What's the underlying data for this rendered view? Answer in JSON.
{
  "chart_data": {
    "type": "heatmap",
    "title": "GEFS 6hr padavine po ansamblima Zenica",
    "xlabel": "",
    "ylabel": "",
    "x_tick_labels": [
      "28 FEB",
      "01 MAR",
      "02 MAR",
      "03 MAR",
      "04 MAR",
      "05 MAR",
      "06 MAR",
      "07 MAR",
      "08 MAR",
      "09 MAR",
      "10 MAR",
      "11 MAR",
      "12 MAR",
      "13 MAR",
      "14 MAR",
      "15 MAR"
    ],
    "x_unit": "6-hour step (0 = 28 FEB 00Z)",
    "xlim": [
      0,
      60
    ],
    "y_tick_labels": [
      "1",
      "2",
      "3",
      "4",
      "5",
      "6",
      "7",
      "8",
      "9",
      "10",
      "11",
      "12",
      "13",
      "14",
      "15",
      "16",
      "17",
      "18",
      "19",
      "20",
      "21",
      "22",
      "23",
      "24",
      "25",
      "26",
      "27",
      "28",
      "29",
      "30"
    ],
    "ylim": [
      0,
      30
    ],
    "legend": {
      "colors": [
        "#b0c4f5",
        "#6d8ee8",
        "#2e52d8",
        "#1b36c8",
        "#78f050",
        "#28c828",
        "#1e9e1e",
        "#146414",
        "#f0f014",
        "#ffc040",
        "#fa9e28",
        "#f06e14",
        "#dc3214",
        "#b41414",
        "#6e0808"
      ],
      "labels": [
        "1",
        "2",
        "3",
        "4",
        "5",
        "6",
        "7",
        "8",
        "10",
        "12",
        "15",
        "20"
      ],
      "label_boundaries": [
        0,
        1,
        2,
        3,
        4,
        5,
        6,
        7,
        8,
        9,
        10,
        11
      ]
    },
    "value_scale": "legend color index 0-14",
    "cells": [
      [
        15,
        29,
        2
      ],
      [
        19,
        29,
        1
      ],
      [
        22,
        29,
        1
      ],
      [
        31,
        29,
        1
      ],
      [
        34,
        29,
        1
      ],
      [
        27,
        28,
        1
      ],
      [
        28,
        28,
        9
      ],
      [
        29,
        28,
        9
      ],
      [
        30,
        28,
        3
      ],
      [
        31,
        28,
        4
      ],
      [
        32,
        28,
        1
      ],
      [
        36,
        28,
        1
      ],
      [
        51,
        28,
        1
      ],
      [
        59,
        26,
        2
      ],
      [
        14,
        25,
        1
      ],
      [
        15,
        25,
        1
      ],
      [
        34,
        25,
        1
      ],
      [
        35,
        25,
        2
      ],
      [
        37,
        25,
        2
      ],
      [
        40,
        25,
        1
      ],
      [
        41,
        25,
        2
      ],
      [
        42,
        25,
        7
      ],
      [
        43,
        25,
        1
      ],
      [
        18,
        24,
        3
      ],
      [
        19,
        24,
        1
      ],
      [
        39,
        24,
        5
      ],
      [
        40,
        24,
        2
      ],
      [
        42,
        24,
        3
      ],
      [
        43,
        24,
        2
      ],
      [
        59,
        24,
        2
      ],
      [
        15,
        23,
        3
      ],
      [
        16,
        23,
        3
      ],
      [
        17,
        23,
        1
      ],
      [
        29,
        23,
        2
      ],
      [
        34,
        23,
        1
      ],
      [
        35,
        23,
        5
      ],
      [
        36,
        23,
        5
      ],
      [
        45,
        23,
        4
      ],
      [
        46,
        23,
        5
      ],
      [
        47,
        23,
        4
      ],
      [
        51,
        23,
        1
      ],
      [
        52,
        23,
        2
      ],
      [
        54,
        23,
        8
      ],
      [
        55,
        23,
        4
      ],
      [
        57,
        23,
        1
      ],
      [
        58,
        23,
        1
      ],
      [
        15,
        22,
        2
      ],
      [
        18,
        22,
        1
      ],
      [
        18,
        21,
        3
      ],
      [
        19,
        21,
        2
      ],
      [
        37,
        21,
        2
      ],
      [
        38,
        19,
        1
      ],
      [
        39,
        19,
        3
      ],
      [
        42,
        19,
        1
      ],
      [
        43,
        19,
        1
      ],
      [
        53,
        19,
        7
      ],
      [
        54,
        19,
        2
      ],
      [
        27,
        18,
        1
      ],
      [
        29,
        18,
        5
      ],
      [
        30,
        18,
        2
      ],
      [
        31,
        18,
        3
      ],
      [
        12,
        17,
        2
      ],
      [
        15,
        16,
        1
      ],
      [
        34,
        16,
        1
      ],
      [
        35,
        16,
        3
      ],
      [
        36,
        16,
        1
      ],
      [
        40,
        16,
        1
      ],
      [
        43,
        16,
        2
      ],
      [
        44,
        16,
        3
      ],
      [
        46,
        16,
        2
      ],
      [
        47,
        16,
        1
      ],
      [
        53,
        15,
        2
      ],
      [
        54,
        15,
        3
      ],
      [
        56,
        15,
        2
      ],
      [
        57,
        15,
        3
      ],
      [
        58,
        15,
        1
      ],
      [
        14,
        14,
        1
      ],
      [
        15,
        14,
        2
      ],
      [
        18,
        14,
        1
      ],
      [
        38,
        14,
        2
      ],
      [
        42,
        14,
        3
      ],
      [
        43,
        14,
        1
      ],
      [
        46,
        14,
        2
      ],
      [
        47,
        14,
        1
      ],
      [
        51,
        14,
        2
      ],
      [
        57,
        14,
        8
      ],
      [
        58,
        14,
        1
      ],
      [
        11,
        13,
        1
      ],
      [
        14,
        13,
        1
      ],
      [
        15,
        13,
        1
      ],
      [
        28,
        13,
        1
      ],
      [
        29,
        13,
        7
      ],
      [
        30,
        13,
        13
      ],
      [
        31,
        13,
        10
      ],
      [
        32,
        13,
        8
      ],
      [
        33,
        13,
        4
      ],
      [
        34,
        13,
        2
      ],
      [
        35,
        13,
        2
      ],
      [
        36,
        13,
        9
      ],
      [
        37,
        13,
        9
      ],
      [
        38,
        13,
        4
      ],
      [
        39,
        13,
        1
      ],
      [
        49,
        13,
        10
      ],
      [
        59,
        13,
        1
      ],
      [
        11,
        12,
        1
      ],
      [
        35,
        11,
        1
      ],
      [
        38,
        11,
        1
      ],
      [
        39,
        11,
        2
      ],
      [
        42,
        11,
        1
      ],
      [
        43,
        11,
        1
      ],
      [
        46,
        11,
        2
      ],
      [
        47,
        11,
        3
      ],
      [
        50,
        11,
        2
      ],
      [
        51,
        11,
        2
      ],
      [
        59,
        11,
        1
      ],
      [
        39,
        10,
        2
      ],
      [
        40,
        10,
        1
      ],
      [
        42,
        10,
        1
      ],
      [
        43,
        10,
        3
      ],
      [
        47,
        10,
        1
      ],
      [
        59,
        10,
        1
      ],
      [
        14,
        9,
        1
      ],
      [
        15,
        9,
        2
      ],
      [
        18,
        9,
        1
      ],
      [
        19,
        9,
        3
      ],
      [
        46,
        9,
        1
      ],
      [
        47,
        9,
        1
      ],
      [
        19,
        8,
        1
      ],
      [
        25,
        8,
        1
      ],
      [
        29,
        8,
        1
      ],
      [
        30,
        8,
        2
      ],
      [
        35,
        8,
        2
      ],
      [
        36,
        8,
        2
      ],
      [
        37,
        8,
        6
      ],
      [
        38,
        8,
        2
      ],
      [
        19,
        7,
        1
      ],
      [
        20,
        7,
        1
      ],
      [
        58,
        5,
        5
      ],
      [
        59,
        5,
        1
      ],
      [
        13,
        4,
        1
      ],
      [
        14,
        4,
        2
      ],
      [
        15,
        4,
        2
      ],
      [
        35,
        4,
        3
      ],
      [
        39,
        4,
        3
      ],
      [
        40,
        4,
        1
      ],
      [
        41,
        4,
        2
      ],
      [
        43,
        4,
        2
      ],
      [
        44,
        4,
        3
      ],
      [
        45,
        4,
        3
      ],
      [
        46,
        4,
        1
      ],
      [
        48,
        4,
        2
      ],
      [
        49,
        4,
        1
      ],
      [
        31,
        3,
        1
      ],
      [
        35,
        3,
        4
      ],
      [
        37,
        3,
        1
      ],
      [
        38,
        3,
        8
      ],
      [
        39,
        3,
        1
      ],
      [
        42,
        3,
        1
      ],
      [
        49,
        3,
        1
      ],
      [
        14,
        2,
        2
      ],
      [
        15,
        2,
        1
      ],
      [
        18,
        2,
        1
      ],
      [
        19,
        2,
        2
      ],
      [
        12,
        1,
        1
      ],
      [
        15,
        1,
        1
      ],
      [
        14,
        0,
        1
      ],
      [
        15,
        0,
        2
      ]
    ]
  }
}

════════

* EXERCISE TASK
Write only the number of lines in the records that include the word "legend".

* RESULT OF THE TASK
2